((

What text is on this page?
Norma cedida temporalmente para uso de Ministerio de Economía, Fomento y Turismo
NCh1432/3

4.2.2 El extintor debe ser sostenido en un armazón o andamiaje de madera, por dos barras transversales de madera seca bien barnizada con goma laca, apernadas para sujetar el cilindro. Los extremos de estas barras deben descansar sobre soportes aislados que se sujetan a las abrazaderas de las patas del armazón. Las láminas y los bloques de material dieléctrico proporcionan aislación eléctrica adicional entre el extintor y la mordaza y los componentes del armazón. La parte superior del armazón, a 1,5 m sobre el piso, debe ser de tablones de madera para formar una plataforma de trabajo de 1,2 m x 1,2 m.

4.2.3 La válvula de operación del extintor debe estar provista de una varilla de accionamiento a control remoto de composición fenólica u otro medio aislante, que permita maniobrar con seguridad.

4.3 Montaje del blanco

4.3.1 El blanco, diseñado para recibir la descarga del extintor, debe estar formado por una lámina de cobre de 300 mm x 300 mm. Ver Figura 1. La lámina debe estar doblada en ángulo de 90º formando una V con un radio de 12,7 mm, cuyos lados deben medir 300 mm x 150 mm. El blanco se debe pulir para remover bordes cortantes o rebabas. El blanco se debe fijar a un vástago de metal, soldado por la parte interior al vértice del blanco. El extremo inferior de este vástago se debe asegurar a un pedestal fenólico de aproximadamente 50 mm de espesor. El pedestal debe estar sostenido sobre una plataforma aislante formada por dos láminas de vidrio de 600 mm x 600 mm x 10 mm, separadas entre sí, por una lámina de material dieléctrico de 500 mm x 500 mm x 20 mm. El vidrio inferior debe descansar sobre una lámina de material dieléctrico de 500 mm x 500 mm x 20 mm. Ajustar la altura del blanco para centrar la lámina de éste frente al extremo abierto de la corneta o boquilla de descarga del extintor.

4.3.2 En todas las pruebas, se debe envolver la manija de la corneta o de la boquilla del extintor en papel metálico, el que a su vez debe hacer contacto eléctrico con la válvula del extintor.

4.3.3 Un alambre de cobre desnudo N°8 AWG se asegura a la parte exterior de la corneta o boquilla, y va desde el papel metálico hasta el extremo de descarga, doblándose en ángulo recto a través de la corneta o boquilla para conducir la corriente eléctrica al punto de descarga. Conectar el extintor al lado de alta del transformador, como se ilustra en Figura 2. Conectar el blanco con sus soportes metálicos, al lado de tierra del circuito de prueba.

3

))

▶ **INSTRUCTION**
Show every line from the listing above in which the string "válvula" appears.

▶ **RIGHT ANSWER**
4.2.3 La válvula de operación del extintor debe estar provista de una varilla de accionamiento a control remoto de composición fenólica u otro medio aislante, que permita maniobrar con seguridad.
4.3.2 En todas las pruebas, se debe envolver la manija de la corneta o de la boquilla del extintor en papel metálico, el que a su vez debe hacer contacto eléctrico con la válvula del extintor.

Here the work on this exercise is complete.